Data extracted from a collection:

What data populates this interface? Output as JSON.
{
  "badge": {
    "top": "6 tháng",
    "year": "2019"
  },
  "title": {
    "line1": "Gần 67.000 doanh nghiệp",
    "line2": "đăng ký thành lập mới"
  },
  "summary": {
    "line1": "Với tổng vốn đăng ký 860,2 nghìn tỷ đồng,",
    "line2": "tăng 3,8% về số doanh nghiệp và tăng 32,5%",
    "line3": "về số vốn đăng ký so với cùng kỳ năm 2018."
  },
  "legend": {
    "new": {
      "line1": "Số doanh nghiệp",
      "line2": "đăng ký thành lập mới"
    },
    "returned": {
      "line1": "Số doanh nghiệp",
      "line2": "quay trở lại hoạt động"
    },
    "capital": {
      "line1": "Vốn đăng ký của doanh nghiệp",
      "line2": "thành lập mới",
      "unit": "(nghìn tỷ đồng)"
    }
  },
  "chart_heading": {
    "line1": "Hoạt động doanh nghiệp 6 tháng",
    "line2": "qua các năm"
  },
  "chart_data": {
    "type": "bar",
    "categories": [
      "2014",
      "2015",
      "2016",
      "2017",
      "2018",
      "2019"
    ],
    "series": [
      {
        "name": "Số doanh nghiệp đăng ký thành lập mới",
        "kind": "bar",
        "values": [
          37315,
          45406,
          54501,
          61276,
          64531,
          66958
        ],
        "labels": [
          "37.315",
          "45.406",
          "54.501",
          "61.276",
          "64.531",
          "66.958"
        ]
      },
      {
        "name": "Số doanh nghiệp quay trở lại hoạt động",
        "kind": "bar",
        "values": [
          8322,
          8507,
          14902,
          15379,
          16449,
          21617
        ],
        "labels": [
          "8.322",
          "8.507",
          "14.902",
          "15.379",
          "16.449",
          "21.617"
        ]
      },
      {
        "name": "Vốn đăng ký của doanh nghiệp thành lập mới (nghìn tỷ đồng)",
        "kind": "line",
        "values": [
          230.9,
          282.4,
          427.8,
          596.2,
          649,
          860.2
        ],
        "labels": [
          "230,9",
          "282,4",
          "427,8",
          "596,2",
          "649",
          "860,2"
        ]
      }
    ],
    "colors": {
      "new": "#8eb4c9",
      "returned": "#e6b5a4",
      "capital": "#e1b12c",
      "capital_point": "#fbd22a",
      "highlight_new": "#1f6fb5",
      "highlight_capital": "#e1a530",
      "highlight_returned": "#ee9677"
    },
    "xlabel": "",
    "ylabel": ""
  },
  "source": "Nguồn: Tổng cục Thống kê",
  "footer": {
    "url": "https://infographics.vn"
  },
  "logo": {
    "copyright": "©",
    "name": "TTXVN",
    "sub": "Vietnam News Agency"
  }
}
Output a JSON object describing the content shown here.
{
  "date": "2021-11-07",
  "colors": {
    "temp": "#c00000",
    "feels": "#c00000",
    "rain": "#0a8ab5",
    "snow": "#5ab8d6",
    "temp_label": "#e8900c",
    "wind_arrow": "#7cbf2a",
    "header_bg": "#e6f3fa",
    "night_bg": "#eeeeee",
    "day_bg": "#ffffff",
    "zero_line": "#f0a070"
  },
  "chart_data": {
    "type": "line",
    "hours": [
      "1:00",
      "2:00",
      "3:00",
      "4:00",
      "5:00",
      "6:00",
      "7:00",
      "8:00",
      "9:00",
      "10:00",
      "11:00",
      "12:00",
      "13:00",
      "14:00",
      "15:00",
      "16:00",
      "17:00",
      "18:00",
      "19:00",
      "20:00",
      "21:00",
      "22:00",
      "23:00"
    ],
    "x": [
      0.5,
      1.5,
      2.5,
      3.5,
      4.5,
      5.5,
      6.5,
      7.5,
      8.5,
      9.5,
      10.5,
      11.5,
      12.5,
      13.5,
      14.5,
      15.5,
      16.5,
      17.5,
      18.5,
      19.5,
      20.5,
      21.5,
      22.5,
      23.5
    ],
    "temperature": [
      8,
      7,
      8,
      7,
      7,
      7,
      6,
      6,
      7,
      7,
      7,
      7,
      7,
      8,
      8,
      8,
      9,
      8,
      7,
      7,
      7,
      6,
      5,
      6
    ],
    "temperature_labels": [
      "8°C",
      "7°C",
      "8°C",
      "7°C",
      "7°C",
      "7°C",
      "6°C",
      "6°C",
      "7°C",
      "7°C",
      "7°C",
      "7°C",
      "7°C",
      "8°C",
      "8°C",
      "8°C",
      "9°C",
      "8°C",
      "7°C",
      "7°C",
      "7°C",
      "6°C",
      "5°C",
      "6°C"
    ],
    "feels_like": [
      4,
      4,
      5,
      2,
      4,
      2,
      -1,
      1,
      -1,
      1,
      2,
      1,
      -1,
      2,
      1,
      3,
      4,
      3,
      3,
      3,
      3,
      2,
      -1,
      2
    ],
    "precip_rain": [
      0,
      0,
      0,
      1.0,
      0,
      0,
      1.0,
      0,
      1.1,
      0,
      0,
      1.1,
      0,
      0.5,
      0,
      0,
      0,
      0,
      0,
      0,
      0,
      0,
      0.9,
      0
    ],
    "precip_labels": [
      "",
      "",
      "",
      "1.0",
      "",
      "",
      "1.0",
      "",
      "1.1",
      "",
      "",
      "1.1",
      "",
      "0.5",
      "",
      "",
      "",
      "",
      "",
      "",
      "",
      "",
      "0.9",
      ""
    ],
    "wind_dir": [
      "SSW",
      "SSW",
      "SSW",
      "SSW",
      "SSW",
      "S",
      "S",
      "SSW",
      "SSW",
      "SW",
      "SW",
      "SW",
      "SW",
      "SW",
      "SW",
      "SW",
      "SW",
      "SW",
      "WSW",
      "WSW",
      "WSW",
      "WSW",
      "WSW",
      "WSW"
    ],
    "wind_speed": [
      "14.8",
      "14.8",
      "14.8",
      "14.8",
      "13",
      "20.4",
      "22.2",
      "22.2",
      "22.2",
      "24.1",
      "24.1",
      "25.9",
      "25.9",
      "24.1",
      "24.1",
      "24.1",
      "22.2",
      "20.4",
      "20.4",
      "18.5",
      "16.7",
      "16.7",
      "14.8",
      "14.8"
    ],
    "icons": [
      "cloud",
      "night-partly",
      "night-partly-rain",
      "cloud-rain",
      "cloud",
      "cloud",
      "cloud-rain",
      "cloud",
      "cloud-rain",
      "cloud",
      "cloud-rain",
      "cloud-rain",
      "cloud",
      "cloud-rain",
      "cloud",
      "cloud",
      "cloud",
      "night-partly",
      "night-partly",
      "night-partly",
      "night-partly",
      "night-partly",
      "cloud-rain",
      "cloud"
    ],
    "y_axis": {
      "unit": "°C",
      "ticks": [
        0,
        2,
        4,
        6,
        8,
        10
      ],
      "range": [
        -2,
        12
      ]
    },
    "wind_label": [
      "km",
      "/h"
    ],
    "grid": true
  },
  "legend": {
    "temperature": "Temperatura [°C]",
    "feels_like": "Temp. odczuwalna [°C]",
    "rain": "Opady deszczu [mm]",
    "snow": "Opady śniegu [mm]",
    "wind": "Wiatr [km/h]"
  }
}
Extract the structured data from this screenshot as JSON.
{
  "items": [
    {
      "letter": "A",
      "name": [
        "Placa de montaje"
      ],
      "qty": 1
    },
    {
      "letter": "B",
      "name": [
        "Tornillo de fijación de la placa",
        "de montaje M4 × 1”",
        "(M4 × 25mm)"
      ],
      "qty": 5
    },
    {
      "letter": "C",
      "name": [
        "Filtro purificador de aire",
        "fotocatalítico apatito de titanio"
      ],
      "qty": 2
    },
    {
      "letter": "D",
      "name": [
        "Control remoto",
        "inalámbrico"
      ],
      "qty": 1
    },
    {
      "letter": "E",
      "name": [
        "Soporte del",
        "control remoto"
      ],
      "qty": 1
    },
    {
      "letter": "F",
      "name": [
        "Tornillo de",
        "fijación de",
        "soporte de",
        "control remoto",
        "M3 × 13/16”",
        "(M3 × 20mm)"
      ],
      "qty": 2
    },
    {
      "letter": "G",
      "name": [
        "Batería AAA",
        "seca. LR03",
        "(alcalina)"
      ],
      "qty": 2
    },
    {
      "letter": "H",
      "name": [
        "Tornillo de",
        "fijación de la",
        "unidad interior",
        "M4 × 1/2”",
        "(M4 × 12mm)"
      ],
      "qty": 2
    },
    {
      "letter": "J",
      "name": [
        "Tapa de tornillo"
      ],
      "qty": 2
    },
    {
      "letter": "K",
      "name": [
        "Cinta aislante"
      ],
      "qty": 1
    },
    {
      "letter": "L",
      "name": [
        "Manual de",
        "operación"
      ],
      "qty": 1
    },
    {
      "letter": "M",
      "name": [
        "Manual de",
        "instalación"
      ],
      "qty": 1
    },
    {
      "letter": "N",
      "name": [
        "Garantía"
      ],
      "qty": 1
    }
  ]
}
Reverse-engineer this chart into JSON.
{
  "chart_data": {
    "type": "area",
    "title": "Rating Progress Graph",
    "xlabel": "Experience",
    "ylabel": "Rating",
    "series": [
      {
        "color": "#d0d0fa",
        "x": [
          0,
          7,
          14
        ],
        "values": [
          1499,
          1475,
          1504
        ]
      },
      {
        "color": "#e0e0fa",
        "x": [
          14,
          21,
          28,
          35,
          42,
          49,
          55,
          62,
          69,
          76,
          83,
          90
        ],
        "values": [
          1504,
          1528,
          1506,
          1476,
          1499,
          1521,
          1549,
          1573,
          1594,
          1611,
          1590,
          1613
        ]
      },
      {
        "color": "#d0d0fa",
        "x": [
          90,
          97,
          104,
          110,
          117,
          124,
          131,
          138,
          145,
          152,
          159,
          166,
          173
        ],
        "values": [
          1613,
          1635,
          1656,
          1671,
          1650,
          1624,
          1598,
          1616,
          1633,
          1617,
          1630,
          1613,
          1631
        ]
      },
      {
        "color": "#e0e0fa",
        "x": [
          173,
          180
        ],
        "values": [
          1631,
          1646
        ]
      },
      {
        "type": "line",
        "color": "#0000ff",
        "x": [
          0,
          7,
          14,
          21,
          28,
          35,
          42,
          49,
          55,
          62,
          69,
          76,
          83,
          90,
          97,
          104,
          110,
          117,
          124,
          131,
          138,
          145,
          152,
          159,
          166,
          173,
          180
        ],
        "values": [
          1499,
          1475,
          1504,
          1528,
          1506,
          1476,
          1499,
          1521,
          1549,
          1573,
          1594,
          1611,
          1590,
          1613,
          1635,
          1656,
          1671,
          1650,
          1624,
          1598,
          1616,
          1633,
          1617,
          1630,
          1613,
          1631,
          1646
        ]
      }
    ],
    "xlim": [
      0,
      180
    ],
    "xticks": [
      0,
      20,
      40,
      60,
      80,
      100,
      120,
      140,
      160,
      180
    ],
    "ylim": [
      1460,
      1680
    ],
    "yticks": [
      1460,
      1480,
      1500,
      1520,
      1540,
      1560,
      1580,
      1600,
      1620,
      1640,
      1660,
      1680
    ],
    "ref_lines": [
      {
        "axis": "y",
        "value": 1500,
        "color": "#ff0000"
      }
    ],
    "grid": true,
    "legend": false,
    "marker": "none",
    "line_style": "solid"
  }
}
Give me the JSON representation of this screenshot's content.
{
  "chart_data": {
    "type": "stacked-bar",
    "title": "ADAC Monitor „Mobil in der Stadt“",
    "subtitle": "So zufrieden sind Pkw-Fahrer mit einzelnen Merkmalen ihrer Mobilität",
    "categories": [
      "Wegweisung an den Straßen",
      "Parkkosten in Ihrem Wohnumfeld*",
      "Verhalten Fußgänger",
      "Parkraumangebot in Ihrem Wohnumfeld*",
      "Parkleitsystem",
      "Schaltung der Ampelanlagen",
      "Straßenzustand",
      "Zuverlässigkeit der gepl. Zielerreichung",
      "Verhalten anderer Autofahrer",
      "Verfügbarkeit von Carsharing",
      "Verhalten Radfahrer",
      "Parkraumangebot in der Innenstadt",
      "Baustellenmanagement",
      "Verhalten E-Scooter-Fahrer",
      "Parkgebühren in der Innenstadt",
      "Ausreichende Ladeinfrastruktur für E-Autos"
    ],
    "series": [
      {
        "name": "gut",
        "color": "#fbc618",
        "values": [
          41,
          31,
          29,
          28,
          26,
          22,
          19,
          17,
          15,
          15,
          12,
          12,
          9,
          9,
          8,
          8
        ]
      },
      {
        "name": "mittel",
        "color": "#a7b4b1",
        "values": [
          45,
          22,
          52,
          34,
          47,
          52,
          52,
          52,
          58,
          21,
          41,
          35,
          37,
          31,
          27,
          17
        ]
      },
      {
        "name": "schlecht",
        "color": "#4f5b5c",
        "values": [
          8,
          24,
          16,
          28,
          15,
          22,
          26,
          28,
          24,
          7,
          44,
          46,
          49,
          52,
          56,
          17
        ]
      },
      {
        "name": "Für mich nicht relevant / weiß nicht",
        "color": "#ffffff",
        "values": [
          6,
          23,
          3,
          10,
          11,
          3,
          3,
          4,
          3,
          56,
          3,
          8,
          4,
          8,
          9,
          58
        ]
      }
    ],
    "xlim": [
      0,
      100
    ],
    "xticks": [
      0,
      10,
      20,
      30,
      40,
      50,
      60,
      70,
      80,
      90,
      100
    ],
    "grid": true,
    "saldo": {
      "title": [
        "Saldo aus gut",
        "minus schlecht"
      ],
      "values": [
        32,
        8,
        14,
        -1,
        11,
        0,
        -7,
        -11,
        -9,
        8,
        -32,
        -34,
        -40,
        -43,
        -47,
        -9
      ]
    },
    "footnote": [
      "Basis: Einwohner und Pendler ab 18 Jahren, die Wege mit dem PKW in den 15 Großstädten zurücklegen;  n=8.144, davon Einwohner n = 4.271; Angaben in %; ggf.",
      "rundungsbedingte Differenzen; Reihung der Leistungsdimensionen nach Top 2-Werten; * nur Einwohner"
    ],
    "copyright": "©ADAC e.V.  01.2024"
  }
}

— EXERCISE GOAL —
Consider the entries above and return each line with the string "động".

— PROBLEM SOLUTION —
      "line2": "quay trở lại hoạt động"
    "line1": "Hoạt động doanh nghiệp 6 tháng",
        "name": "Số doanh nghiệp quay trở lại hoạt động",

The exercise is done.